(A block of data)

########################################

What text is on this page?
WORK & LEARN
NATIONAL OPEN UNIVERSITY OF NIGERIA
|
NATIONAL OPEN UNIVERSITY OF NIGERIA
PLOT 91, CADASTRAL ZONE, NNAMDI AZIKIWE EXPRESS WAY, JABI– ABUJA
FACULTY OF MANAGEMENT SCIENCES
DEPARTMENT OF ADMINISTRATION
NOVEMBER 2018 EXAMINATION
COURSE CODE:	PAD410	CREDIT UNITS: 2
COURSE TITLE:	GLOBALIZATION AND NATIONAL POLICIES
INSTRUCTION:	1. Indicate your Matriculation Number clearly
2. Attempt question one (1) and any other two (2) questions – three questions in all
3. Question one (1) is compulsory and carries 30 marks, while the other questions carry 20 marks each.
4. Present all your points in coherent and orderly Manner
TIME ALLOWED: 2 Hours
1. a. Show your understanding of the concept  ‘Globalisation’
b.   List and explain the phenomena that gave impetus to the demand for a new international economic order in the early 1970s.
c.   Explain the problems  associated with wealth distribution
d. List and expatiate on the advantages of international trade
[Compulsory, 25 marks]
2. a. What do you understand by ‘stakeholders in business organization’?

########################################

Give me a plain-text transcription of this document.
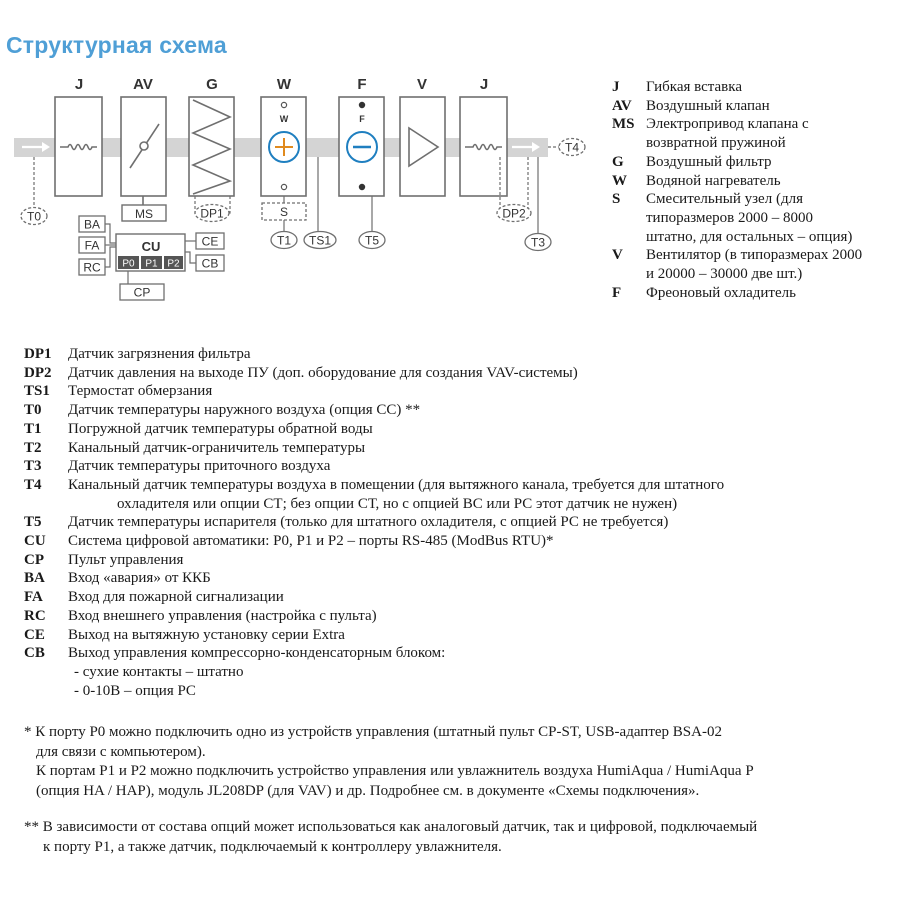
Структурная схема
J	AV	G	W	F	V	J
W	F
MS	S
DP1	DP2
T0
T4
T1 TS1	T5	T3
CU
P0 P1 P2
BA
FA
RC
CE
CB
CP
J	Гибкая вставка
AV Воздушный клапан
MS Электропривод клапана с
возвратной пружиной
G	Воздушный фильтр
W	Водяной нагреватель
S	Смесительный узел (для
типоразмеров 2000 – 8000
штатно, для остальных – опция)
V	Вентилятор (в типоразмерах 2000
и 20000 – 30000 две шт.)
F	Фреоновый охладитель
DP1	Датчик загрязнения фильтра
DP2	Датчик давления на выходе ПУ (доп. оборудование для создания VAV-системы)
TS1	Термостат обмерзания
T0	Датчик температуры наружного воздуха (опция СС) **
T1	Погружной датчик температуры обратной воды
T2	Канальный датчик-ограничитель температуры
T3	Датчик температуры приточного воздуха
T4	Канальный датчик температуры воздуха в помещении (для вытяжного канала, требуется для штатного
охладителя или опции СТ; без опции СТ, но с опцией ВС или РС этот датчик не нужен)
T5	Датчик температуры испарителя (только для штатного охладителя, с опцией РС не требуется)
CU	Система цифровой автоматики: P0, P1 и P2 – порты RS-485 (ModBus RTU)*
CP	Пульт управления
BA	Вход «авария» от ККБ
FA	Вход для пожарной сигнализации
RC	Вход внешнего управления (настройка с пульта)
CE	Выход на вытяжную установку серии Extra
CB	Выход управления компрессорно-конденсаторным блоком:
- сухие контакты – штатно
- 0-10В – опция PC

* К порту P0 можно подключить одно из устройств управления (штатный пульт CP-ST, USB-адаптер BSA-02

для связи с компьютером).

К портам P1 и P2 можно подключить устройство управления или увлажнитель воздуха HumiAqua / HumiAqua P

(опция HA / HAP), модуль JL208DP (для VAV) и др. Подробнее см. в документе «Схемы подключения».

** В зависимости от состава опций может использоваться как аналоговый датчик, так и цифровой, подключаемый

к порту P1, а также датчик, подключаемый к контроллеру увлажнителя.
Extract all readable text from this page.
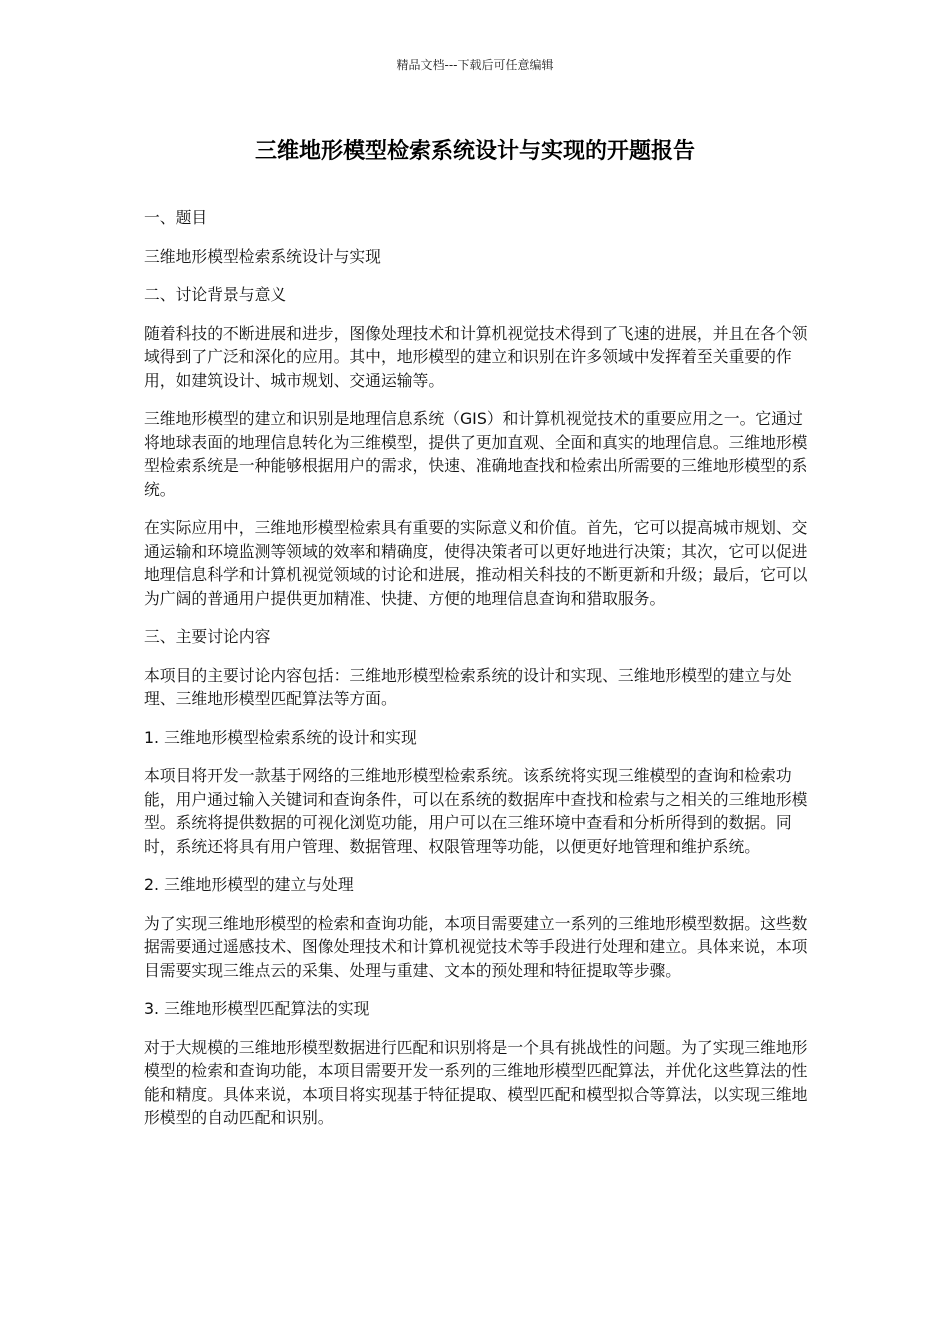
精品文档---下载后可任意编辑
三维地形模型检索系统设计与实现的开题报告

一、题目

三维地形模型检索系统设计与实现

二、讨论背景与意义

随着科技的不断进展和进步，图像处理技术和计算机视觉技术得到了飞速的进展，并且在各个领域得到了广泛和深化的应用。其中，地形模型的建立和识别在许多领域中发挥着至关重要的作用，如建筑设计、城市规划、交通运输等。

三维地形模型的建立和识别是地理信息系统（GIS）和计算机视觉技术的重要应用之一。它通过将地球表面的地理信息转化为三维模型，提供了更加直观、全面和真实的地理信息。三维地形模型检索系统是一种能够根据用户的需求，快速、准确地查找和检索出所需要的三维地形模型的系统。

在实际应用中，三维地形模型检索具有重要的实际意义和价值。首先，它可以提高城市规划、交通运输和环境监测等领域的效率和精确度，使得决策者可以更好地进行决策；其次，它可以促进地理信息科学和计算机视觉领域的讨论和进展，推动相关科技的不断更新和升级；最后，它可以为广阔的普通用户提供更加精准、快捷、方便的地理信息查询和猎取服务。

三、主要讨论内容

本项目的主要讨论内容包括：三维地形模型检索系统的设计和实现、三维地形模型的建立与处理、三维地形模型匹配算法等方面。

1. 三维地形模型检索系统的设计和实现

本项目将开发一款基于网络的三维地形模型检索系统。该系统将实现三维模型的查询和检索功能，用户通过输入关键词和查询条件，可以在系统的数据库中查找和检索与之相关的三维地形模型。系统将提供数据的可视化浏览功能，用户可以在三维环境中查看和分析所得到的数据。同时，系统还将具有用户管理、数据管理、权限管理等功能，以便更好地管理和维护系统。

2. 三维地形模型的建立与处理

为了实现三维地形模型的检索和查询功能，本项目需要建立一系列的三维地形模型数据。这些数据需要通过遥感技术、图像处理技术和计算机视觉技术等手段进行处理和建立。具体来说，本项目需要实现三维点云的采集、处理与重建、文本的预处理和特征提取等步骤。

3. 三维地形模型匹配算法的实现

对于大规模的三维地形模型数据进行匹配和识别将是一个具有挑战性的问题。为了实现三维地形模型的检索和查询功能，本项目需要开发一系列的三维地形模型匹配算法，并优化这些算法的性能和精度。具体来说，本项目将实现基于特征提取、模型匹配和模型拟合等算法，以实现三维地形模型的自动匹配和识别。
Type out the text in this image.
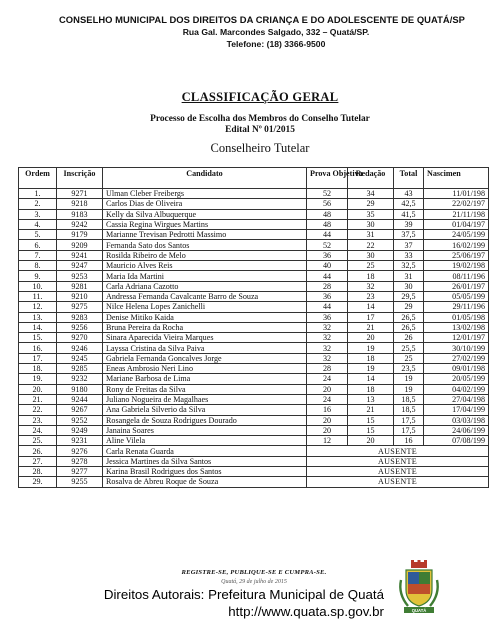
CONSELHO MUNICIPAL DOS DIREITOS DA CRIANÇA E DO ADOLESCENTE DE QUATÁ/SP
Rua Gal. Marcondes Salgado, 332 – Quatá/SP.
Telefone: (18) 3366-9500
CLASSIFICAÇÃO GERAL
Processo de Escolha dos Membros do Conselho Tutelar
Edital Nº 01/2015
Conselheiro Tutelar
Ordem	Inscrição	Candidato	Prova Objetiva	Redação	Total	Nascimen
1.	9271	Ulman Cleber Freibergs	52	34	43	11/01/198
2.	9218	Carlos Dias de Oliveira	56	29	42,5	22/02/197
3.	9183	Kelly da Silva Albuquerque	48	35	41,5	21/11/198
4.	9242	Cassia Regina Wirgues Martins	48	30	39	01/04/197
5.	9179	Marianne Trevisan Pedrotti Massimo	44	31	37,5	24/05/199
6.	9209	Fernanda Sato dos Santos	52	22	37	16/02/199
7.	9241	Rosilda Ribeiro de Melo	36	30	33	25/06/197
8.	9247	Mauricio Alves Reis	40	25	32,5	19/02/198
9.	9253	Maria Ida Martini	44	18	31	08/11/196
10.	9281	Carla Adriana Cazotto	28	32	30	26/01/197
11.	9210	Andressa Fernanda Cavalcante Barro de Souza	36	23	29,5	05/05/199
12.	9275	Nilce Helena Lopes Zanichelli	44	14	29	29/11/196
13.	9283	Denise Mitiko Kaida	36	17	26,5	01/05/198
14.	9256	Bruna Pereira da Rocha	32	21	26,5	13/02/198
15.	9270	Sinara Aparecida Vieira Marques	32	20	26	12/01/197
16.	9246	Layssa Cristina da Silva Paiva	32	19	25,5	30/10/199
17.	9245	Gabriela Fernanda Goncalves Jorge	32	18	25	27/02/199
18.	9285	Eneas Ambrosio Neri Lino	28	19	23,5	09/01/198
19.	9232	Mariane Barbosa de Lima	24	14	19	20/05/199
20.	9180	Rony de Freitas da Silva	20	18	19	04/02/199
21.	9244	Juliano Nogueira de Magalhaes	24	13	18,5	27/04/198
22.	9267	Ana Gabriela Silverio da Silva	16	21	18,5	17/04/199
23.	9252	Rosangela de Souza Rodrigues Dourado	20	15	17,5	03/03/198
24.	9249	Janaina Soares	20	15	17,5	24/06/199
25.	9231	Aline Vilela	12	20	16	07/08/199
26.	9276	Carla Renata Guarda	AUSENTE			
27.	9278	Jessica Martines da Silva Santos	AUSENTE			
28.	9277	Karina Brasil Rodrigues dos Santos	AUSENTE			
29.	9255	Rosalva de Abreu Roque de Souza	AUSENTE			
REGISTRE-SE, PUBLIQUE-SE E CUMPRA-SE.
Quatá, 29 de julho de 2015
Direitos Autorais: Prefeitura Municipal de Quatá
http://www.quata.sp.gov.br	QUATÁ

########################################

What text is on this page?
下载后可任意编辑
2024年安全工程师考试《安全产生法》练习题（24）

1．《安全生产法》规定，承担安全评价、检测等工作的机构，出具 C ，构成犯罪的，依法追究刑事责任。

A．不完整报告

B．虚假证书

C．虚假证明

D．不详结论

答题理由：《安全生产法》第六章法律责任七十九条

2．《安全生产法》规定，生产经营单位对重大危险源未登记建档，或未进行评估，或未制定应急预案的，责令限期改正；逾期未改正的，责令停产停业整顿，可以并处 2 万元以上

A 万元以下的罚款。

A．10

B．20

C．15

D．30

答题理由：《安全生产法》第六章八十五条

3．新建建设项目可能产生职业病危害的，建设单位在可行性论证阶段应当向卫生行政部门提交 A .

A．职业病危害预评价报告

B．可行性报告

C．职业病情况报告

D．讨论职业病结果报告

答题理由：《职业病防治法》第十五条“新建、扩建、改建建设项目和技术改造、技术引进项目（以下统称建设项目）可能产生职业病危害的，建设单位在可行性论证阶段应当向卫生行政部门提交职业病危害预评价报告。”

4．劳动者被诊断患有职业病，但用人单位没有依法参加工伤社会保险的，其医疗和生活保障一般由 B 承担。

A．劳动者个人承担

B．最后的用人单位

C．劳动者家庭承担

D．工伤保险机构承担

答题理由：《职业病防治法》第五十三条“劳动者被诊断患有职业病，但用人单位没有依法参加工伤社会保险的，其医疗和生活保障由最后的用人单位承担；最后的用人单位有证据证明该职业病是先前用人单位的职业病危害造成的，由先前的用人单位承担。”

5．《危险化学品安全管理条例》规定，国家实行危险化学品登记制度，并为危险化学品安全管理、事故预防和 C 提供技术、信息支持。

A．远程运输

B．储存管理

########################################

▶ _Task_:
Select every line of the material above holding the word "можно" and copy it.

▶ _Solution below_:
* К порту P0 можно подключить одно из устройств управления (штатный пульт CP-ST, USB-адаптер BSA-02
К портам P1 и P2 можно подключить устройство управления или увлажнитель воздуха HumiAqua / HumiAqua P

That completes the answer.